### Goal
All of the records below must be output exactly, with no pictures carried over.

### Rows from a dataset
_ _ _
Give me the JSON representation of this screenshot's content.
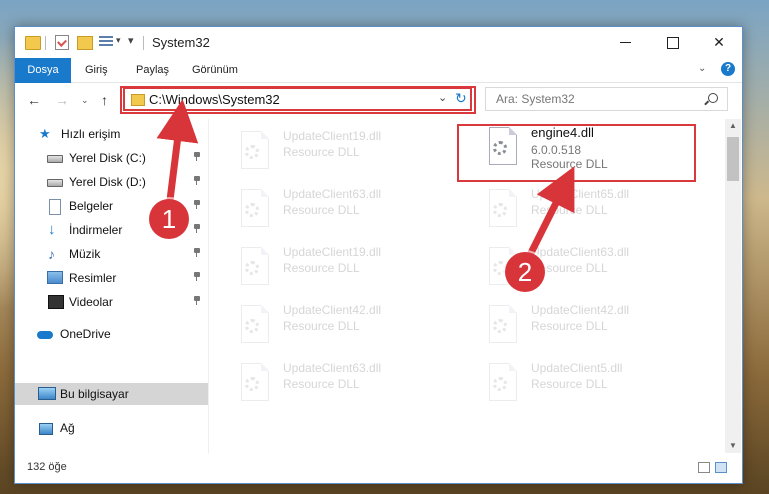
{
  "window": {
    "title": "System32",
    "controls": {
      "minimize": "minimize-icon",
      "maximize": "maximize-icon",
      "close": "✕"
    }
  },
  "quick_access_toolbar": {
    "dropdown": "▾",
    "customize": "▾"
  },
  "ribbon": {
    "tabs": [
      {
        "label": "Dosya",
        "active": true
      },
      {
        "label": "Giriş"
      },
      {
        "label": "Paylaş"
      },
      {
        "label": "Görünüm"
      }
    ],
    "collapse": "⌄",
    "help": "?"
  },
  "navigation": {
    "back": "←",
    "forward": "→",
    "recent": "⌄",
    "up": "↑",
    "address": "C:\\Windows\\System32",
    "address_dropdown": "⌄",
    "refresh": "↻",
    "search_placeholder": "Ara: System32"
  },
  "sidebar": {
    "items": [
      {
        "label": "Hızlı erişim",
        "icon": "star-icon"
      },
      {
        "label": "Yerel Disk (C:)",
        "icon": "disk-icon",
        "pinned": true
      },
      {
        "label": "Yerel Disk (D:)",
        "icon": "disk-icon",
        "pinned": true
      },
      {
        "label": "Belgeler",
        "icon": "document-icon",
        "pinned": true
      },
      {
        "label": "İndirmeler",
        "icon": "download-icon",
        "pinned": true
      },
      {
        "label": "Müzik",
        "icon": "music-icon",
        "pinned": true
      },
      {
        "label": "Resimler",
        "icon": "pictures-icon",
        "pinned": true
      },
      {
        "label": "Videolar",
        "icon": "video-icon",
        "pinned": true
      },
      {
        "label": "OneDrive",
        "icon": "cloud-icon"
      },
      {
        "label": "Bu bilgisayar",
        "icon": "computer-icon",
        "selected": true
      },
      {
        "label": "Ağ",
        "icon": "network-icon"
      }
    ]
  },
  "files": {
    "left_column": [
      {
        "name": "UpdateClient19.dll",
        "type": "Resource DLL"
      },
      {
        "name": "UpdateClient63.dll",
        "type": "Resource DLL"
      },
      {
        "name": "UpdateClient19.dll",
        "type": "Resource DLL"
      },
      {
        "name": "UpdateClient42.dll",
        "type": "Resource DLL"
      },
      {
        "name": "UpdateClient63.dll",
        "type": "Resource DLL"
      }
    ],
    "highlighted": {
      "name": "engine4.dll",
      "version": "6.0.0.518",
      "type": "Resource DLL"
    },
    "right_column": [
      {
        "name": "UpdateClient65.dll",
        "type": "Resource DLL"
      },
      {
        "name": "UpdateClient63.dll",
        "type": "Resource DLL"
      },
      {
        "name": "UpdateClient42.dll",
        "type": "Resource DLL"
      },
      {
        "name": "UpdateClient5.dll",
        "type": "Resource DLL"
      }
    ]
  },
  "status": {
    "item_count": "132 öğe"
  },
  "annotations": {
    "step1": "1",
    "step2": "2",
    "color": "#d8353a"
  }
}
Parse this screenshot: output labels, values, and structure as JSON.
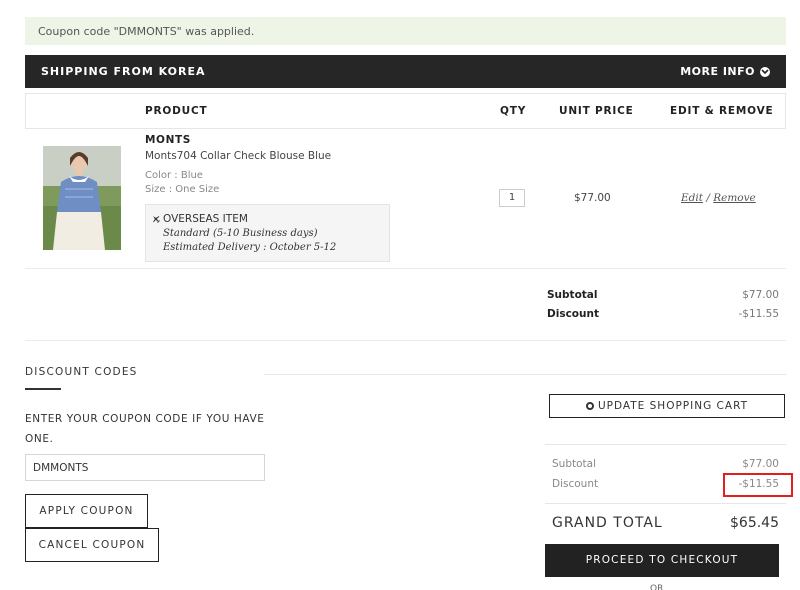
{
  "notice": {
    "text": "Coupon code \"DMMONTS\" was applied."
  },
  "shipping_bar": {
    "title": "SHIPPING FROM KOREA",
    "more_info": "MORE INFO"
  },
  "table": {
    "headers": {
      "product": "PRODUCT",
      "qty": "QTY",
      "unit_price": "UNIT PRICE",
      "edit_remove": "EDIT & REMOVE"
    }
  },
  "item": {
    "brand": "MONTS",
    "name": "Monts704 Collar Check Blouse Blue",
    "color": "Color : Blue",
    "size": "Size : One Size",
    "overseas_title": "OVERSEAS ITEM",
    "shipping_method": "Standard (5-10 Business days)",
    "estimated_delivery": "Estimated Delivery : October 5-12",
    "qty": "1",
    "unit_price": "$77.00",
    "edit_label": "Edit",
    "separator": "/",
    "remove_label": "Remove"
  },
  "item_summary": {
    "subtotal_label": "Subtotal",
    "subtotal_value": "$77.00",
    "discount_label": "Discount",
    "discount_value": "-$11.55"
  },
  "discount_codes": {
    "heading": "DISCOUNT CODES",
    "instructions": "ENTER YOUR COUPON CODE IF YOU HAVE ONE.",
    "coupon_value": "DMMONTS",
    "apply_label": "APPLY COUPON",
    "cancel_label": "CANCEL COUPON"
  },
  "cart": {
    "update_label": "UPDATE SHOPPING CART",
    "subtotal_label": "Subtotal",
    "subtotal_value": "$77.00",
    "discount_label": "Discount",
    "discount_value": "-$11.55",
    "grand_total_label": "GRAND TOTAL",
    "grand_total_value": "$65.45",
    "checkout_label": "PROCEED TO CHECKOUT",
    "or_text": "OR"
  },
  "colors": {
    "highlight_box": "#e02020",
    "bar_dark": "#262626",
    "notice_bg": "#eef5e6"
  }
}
_ _ _
### Written answer
Give me the JSON representation of this screenshot's content.
{
  "window": {
    "title": "System32",
    "controls": {
      "minimize": "minimize-icon",
      "maximize": "maximize-icon",
      "close": "✕"
    }
  },
  "quick_access_toolbar": {
    "dropdown": "▾",
    "customize": "▾"
  },
  "ribbon": {
    "tabs": [
      {
        "label": "Dosya",
        "active": true
      },
      {
        "label": "Giriş"
      },
      {
        "label": "Paylaş"
      },
      {
        "label": "Görünüm"
      }
    ],
    "collapse": "⌄",
    "help": "?"
  },
  "navigation": {
    "back": "←",
    "forward": "→",
    "recent": "⌄",
    "up": "↑",
    "address": "C:\\Windows\\System32",
    "address_dropdown": "⌄",
    "refresh": "↻",
    "search_placeholder": "Ara: System32"
  },
  "sidebar": {
    "items": [
      {
        "label": "Hızlı erişim",
        "icon": "star-icon"
      },
      {
        "label": "Yerel Disk (C:)",
        "icon": "disk-icon",
        "pinned": true
      },
      {
        "label": "Yerel Disk (D:)",
        "icon": "disk-icon",
        "pinned": true
      },
      {
        "label": "Belgeler",
        "icon": "document-icon",
        "pinned": true
      },
      {
        "label": "İndirmeler",
        "icon": "download-icon",
        "pinned": true
      },
      {
        "label": "Müzik",
        "icon": "music-icon",
        "pinned": true
      },
      {
        "label": "Resimler",
        "icon": "pictures-icon",
        "pinned": true
      },
      {
        "label": "Videolar",
        "icon": "video-icon",
        "pinned": true
      },
      {
        "label": "OneDrive",
        "icon": "cloud-icon"
      },
      {
        "label": "Bu bilgisayar",
        "icon": "computer-icon",
        "selected": true
      },
      {
        "label": "Ağ",
        "icon": "network-icon"
      }
    ]
  },
  "files": {
    "left_column": [
      {
        "name": "UpdateClient19.dll",
        "type": "Resource DLL"
      },
      {
        "name": "UpdateClient63.dll",
        "type": "Resource DLL"
      },
      {
        "name": "UpdateClient19.dll",
        "type": "Resource DLL"
      },
      {
        "name": "UpdateClient42.dll",
        "type": "Resource DLL"
      },
      {
        "name": "UpdateClient63.dll",
        "type": "Resource DLL"
      }
    ],
    "highlighted": {
      "name": "engine4.dll",
      "version": "6.0.0.518",
      "type": "Resource DLL"
    },
    "right_column": [
      {
        "name": "UpdateClient65.dll",
        "type": "Resource DLL"
      },
      {
        "name": "UpdateClient63.dll",
        "type": "Resource DLL"
      },
      {
        "name": "UpdateClient42.dll",
        "type": "Resource DLL"
      },
      {
        "name": "UpdateClient5.dll",
        "type": "Resource DLL"
      }
    ]
  },
  "status": {
    "item_count": "132 öğe"
  },
  "annotations": {
    "step1": "1",
    "step2": "2",
    "color": "#d8353a"
  }
}
Parse this screenshot: output labels, values, and structure as JSON.
{
  "notice": {
    "text": "Coupon code \"DMMONTS\" was applied."
  },
  "shipping_bar": {
    "title": "SHIPPING FROM KOREA",
    "more_info": "MORE INFO"
  },
  "table": {
    "headers": {
      "product": "PRODUCT",
      "qty": "QTY",
      "unit_price": "UNIT PRICE",
      "edit_remove": "EDIT & REMOVE"
    }
  },
  "item": {
    "brand": "MONTS",
    "name": "Monts704 Collar Check Blouse Blue",
    "color": "Color : Blue",
    "size": "Size : One Size",
    "overseas_title": "OVERSEAS ITEM",
    "shipping_method": "Standard (5-10 Business days)",
    "estimated_delivery": "Estimated Delivery : October 5-12",
    "qty": "1",
    "unit_price": "$77.00",
    "edit_label": "Edit",
    "separator": "/",
    "remove_label": "Remove"
  },
  "item_summary": {
    "subtotal_label": "Subtotal",
    "subtotal_value": "$77.00",
    "discount_label": "Discount",
    "discount_value": "-$11.55"
  },
  "discount_codes": {
    "heading": "DISCOUNT CODES",
    "instructions": "ENTER YOUR COUPON CODE IF YOU HAVE ONE.",
    "coupon_value": "DMMONTS",
    "apply_label": "APPLY COUPON",
    "cancel_label": "CANCEL COUPON"
  },
  "cart": {
    "update_label": "UPDATE SHOPPING CART",
    "subtotal_label": "Subtotal",
    "subtotal_value": "$77.00",
    "discount_label": "Discount",
    "discount_value": "-$11.55",
    "grand_total_label": "GRAND TOTAL",
    "grand_total_value": "$65.45",
    "checkout_label": "PROCEED TO CHECKOUT",
    "or_text": "OR"
  },
  "colors": {
    "highlight_box": "#e02020",
    "bar_dark": "#262626",
    "notice_bg": "#eef5e6"
  }
}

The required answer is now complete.